Source material

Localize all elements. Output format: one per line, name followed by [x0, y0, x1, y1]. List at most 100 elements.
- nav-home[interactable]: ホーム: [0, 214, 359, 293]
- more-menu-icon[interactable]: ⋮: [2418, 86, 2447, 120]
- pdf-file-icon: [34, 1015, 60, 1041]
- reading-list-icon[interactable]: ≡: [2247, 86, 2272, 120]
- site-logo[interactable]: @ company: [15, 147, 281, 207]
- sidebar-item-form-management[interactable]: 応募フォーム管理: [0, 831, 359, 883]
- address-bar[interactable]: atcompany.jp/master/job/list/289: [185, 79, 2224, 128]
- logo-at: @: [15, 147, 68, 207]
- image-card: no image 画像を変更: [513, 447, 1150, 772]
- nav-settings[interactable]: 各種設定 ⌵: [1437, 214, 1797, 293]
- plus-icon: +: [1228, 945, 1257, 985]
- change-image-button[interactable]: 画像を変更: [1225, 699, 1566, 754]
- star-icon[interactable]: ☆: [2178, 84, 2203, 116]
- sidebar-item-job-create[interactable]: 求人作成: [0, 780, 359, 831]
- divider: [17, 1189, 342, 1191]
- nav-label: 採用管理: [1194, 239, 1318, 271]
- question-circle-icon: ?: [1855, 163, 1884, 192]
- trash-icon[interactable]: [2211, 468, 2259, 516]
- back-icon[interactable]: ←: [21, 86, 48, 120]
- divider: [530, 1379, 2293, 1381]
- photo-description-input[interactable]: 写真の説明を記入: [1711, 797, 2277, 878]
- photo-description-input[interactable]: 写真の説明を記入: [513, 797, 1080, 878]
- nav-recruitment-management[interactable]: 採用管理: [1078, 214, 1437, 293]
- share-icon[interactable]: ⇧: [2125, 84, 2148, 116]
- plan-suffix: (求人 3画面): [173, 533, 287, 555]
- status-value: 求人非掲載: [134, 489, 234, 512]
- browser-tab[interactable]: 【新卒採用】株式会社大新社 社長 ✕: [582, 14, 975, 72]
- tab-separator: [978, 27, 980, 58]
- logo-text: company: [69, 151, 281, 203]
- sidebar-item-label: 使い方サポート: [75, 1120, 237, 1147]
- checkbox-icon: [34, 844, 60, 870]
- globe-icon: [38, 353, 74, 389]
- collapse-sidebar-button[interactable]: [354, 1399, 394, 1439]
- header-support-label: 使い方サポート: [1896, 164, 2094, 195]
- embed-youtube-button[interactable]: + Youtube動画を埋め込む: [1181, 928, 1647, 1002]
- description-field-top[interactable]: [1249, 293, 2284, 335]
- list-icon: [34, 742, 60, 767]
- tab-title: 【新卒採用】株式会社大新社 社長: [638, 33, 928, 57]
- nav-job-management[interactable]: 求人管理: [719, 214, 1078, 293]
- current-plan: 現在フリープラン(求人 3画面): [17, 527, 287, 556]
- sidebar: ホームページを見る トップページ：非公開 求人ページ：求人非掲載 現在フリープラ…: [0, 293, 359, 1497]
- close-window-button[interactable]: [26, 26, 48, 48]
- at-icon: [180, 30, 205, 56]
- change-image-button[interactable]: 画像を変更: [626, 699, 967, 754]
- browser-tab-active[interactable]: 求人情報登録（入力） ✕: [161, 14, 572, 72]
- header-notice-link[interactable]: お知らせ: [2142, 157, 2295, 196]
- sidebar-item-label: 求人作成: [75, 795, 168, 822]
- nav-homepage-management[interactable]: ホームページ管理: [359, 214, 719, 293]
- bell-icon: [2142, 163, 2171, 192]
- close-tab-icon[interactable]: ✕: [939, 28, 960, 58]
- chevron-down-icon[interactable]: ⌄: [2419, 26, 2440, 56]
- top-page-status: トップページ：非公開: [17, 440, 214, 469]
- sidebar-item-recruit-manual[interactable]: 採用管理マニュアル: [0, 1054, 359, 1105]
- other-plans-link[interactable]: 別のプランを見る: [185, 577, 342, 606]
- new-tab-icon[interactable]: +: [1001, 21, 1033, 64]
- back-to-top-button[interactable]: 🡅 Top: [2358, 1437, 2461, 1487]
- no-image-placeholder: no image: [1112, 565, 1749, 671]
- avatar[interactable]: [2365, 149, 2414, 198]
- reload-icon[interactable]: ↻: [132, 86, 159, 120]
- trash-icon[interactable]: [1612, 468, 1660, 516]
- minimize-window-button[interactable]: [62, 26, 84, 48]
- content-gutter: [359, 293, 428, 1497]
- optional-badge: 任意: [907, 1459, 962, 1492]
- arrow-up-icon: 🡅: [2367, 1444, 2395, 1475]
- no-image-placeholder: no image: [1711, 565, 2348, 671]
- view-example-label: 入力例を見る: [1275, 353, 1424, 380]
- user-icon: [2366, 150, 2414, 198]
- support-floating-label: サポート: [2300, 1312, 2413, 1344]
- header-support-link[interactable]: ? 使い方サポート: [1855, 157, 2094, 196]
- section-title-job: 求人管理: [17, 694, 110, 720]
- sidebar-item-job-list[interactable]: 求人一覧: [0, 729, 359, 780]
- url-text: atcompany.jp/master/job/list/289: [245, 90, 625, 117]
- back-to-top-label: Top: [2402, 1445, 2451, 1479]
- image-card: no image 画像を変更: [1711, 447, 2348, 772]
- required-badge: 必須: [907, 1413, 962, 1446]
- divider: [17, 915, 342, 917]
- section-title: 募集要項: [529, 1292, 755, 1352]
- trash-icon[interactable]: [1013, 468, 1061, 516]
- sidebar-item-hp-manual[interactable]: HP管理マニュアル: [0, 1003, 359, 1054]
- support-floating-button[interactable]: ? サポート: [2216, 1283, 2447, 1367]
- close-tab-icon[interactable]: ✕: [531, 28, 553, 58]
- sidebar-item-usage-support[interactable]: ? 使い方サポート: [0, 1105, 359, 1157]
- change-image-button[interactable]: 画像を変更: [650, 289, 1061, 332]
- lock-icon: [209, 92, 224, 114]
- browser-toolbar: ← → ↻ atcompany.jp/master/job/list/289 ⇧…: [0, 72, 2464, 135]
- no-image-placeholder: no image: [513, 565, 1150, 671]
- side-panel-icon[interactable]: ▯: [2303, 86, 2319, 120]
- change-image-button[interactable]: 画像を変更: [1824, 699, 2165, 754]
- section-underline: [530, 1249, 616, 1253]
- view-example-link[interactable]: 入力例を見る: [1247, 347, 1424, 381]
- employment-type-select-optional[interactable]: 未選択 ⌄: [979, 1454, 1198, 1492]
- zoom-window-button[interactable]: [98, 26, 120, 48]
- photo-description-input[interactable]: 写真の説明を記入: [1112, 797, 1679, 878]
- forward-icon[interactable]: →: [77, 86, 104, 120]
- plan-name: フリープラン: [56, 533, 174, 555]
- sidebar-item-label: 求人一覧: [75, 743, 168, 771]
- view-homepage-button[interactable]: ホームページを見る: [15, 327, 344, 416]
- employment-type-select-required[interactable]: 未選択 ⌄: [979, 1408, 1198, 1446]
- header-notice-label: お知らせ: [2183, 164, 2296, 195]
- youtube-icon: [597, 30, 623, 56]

Exercise directions
Reproduce every line of the records above without any changes.

Written response
Localize all elements. Output format: one per line, name followed by [x0, y0, x1, y1]. List at most 100 elements.
- nav-home[interactable]: ホーム: [0, 214, 359, 293]
- more-menu-icon[interactable]: ⋮: [2418, 86, 2447, 120]
- pdf-file-icon: [34, 1015, 60, 1041]
- reading-list-icon[interactable]: ≡: [2247, 86, 2272, 120]
- site-logo[interactable]: @ company: [15, 147, 281, 207]
- sidebar-item-form-management[interactable]: 応募フォーム管理: [0, 831, 359, 883]
- address-bar[interactable]: atcompany.jp/master/job/list/289: [185, 79, 2224, 128]
- logo-at: @: [15, 147, 68, 207]
- image-card: no image 画像を変更: [513, 447, 1150, 772]
- nav-settings[interactable]: 各種設定 ⌵: [1437, 214, 1797, 293]
- plus-icon: +: [1228, 945, 1257, 985]
- change-image-button[interactable]: 画像を変更: [1225, 699, 1566, 754]
- star-icon[interactable]: ☆: [2178, 84, 2203, 116]
- sidebar-item-job-create[interactable]: 求人作成: [0, 780, 359, 831]
- divider: [17, 1189, 342, 1191]
- nav-label: 採用管理: [1194, 239, 1318, 271]
- question-circle-icon: ?: [1855, 163, 1884, 192]
- trash-icon[interactable]: [2211, 468, 2259, 516]
- back-icon[interactable]: ←: [21, 86, 48, 120]
- divider: [530, 1379, 2293, 1381]
- photo-description-input[interactable]: 写真の説明を記入: [1711, 797, 2277, 878]
- photo-description-input[interactable]: 写真の説明を記入: [513, 797, 1080, 878]
- nav-recruitment-management[interactable]: 採用管理: [1078, 214, 1437, 293]
- share-icon[interactable]: ⇧: [2125, 84, 2148, 116]
- plan-suffix: (求人 3画面): [173, 533, 287, 555]
- status-value: 求人非掲載: [134, 489, 234, 512]
- browser-tab[interactable]: 【新卒採用】株式会社大新社 社長 ✕: [582, 14, 975, 72]
- tab-separator: [978, 27, 980, 58]
- logo-text: company: [69, 151, 281, 203]
- sidebar-item-label: 使い方サポート: [75, 1120, 237, 1147]
- checkbox-icon: [34, 844, 60, 870]
- globe-icon: [38, 353, 74, 389]
- collapse-sidebar-button[interactable]: [354, 1399, 394, 1439]
- header-support-label: 使い方サポート: [1896, 164, 2094, 195]
- embed-youtube-button[interactable]: + Youtube動画を埋め込む: [1181, 928, 1647, 1002]
- description-field-top[interactable]: [1249, 293, 2284, 335]
- list-icon: [34, 742, 60, 767]
- tab-title: 【新卒採用】株式会社大新社 社長: [638, 33, 928, 57]
- nav-job-management[interactable]: 求人管理: [719, 214, 1078, 293]
- current-plan: 現在フリープラン(求人 3画面): [17, 527, 287, 556]
- sidebar: ホームページを見る トップページ：非公開 求人ページ：求人非掲載 現在フリープラ…: [0, 293, 359, 1497]
- close-window-button[interactable]: [26, 26, 48, 48]
- at-icon: [180, 30, 205, 56]
- change-image-button[interactable]: 画像を変更: [626, 699, 967, 754]
- browser-tab-active[interactable]: 求人情報登録（入力） ✕: [161, 14, 572, 72]
- header-notice-link[interactable]: お知らせ: [2142, 157, 2295, 196]
- sidebar-item-label: 求人作成: [75, 795, 168, 822]
- nav-homepage-management[interactable]: ホームページ管理: [359, 214, 719, 293]
- bell-icon: [2142, 163, 2171, 192]
- close-tab-icon[interactable]: ✕: [939, 28, 960, 58]
- chevron-down-icon[interactable]: ⌄: [2419, 26, 2440, 56]
- top-page-status: トップページ：非公開: [17, 440, 214, 469]
- sidebar-item-recruit-manual[interactable]: 採用管理マニュアル: [0, 1054, 359, 1105]
- other-plans-link[interactable]: 別のプランを見る: [185, 577, 342, 606]
- new-tab-icon[interactable]: +: [1001, 21, 1033, 64]
- back-to-top-button[interactable]: 🡅 Top: [2358, 1437, 2461, 1487]
- no-image-placeholder: no image: [1112, 565, 1749, 671]
- avatar[interactable]: [2365, 149, 2414, 198]
- reload-icon[interactable]: ↻: [132, 86, 159, 120]
- trash-icon[interactable]: [1612, 468, 1660, 516]
- minimize-window-button[interactable]: [62, 26, 84, 48]
- content-gutter: [359, 293, 428, 1497]
- optional-badge: 任意: [907, 1459, 962, 1492]
- arrow-up-icon: 🡅: [2367, 1444, 2395, 1475]
- no-image-placeholder: no image: [1711, 565, 2348, 671]
- view-example-label: 入力例を見る: [1275, 353, 1424, 380]
- user-icon: [2366, 150, 2414, 198]
- support-floating-label: サポート: [2300, 1312, 2413, 1344]
- header-support-link[interactable]: ? 使い方サポート: [1855, 157, 2094, 196]
- section-title-job: 求人管理: [17, 694, 110, 720]
- sidebar-item-job-list[interactable]: 求人一覧: [0, 729, 359, 780]
- url-text: atcompany.jp/master/job/list/289: [245, 90, 625, 117]
- back-to-top-label: Top: [2402, 1445, 2451, 1479]
- image-card: no image 画像を変更: [1711, 447, 2348, 772]
- required-badge: 必須: [907, 1413, 962, 1446]
- divider: [17, 915, 342, 917]
- section-title: 募集要項: [529, 1292, 755, 1352]
- trash-icon[interactable]: [1013, 468, 1061, 516]
- sidebar-item-hp-manual[interactable]: HP管理マニュアル: [0, 1003, 359, 1054]
- support-floating-button[interactable]: ? サポート: [2216, 1283, 2447, 1367]
- close-tab-icon[interactable]: ✕: [531, 28, 553, 58]
- sidebar-item-usage-support[interactable]: ? 使い方サポート: [0, 1105, 359, 1157]
- change-image-button[interactable]: 画像を変更: [650, 289, 1061, 332]
- lock-icon: [209, 92, 224, 114]
- browser-toolbar: ← → ↻ atcompany.jp/master/job/list/289 ⇧…: [0, 72, 2464, 135]
- no-image-placeholder: no image: [513, 565, 1150, 671]
- side-panel-icon[interactable]: ▯: [2303, 86, 2319, 120]
- change-image-button[interactable]: 画像を変更: [1824, 699, 2165, 754]
- section-underline: [530, 1249, 616, 1253]
- view-example-link[interactable]: 入力例を見る: [1247, 347, 1424, 381]
- employment-type-select-optional[interactable]: 未選択 ⌄: [979, 1454, 1198, 1492]
- zoom-window-button[interactable]: [98, 26, 120, 48]
- photo-description-input[interactable]: 写真の説明を記入: [1112, 797, 1679, 878]
- forward-icon[interactable]: →: [77, 86, 104, 120]
- plan-name: フリープラン: [56, 533, 174, 555]
- sidebar-item-label: 求人一覧: [75, 743, 168, 771]
- view-homepage-button[interactable]: ホームページを見る: [15, 327, 344, 416]
- employment-type-select-required[interactable]: 未選択 ⌄: [979, 1408, 1198, 1446]
- header-notice-label: お知らせ: [2183, 164, 2296, 195]
- youtube-icon: [597, 30, 623, 56]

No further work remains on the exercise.